* Instruction *
Below is a block of records: output all of them exactly and leave out the pictures.

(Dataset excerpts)

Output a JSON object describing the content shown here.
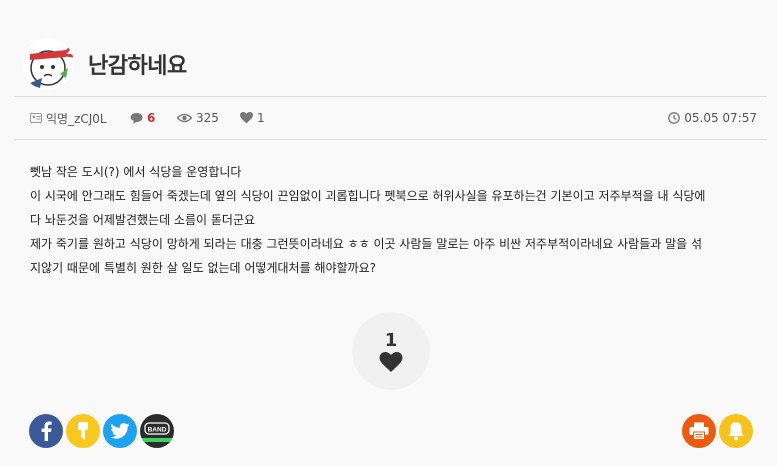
{
  "post": {
    "title": "난감하네요",
    "author": "익명_zCJ0L",
    "comments": "6",
    "views": "325",
    "likes": "1",
    "datetime": "05.05 07:57"
  },
  "content": {
    "lines": [
      "뻿남 작은 도시(?) 에서 식당을 운영합니다",
      "이 시국에 안그래도 힘들어 죽겠는데 옆의 식당이 끈임없이 괴롭힙니다 펫북으로 허위사실을 유포하는건 기본이고 저주부적을 내 식당에",
      "다 놔둔것을 어제발견했는데 소름이 돋더군요",
      "제가 죽기를 원하고 식당이 망하게 되라는 대충 그런뜻이라네요 ㅎㅎ 이곳 사람들 말로는 아주 비싼 저주부적이라네요 사람들과  말을 섞",
      "지않기 때문에 특별히 원한 살 일도 없는데 어떻게대처를 해야할까요?"
    ]
  },
  "like_box": {
    "count": "1"
  },
  "share": {
    "facebook_icon": "facebook-icon",
    "kakaostory_icon": "kakaostory-icon",
    "twitter_icon": "twitter-icon",
    "band_label": "BAND",
    "print_icon": "print-icon",
    "notify_icon": "bell-icon"
  },
  "colors": {
    "comment_count": "#d32f2f",
    "facebook": "#3b5998",
    "kakaostory": "#f9c81d",
    "twitter": "#1da1f2",
    "band": "#2c2c2c",
    "print": "#ee5a0f",
    "notify": "#f7c21a"
  }
}
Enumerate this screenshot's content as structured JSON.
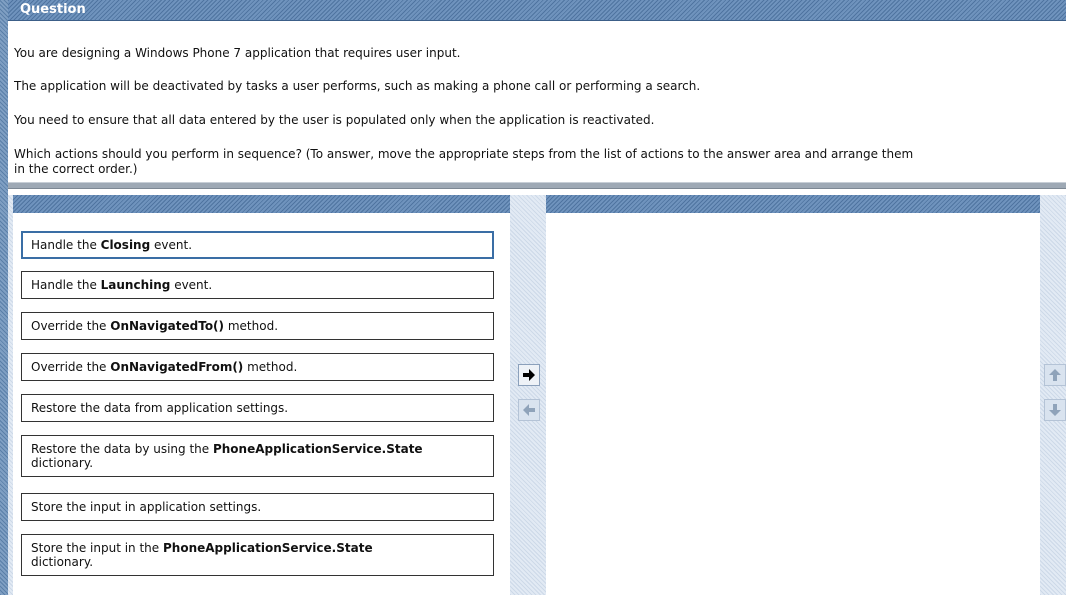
{
  "question": {
    "header": "Question",
    "lines": [
      "You are designing a Windows Phone 7 application that requires user input.",
      "The application will be deactivated by tasks a user performs, such as making a phone call or performing a search.",
      "You need to ensure that all data entered by the user is populated only when the application is reactivated.",
      "Which actions should you perform in sequence? (To answer, move the appropriate steps from the list of actions to the answer area and arrange them",
      "in the correct order.)"
    ]
  },
  "actions": [
    {
      "pre": "Handle the ",
      "bold": "Closing",
      "post": " event.",
      "line2": ""
    },
    {
      "pre": "Handle the ",
      "bold": "Launching",
      "post": " event.",
      "line2": ""
    },
    {
      "pre": "Override the ",
      "bold": "OnNavigatedTo()",
      "post": " method.",
      "line2": ""
    },
    {
      "pre": "Override the ",
      "bold": "OnNavigatedFrom()",
      "post": " method.",
      "line2": ""
    },
    {
      "pre": "Restore the data from application settings.",
      "bold": "",
      "post": "",
      "line2": ""
    },
    {
      "pre": "Restore the data by using the ",
      "bold": "PhoneApplicationService.State",
      "post": "",
      "line2": "dictionary."
    },
    {
      "pre": "Store the input in application settings.",
      "bold": "",
      "post": "",
      "line2": ""
    },
    {
      "pre": "Store the input in the ",
      "bold": "PhoneApplicationService.State",
      "post": "",
      "line2": "dictionary."
    }
  ],
  "icons": {
    "move_right": "arrow-right-icon",
    "move_left": "arrow-left-icon",
    "move_up": "arrow-up-icon",
    "move_down": "arrow-down-icon"
  }
}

* Output *
Output a JSON object describing the content shown here.
{
  "post": {
    "title": "난감하네요",
    "author": "익명_zCJ0L",
    "comments": "6",
    "views": "325",
    "likes": "1",
    "datetime": "05.05 07:57"
  },
  "content": {
    "lines": [
      "뻿남 작은 도시(?) 에서 식당을 운영합니다",
      "이 시국에 안그래도 힘들어 죽겠는데 옆의 식당이 끈임없이 괴롭힙니다 펫북으로 허위사실을 유포하는건 기본이고 저주부적을 내 식당에",
      "다 놔둔것을 어제발견했는데 소름이 돋더군요",
      "제가 죽기를 원하고 식당이 망하게 되라는 대충 그런뜻이라네요 ㅎㅎ 이곳 사람들 말로는 아주 비싼 저주부적이라네요 사람들과  말을 섞",
      "지않기 때문에 특별히 원한 살 일도 없는데 어떻게대처를 해야할까요?"
    ]
  },
  "like_box": {
    "count": "1"
  },
  "share": {
    "facebook_icon": "facebook-icon",
    "kakaostory_icon": "kakaostory-icon",
    "twitter_icon": "twitter-icon",
    "band_label": "BAND",
    "print_icon": "print-icon",
    "notify_icon": "bell-icon"
  },
  "colors": {
    "comment_count": "#d32f2f",
    "facebook": "#3b5998",
    "kakaostory": "#f9c81d",
    "twitter": "#1da1f2",
    "band": "#2c2c2c",
    "print": "#ee5a0f",
    "notify": "#f7c21a"
  }
}
Enumerate this screenshot's content as structured JSON.
{
  "question": {
    "header": "Question",
    "lines": [
      "You are designing a Windows Phone 7 application that requires user input.",
      "The application will be deactivated by tasks a user performs, such as making a phone call or performing a search.",
      "You need to ensure that all data entered by the user is populated only when the application is reactivated.",
      "Which actions should you perform in sequence? (To answer, move the appropriate steps from the list of actions to the answer area and arrange them",
      "in the correct order.)"
    ]
  },
  "actions": [
    {
      "pre": "Handle the ",
      "bold": "Closing",
      "post": " event.",
      "line2": ""
    },
    {
      "pre": "Handle the ",
      "bold": "Launching",
      "post": " event.",
      "line2": ""
    },
    {
      "pre": "Override the ",
      "bold": "OnNavigatedTo()",
      "post": " method.",
      "line2": ""
    },
    {
      "pre": "Override the ",
      "bold": "OnNavigatedFrom()",
      "post": " method.",
      "line2": ""
    },
    {
      "pre": "Restore the data from application settings.",
      "bold": "",
      "post": "",
      "line2": ""
    },
    {
      "pre": "Restore the data by using the ",
      "bold": "PhoneApplicationService.State",
      "post": "",
      "line2": "dictionary."
    },
    {
      "pre": "Store the input in application settings.",
      "bold": "",
      "post": "",
      "line2": ""
    },
    {
      "pre": "Store the input in the ",
      "bold": "PhoneApplicationService.State",
      "post": "",
      "line2": "dictionary."
    }
  ],
  "icons": {
    "move_right": "arrow-right-icon",
    "move_left": "arrow-left-icon",
    "move_up": "arrow-up-icon",
    "move_down": "arrow-down-icon"
  }
}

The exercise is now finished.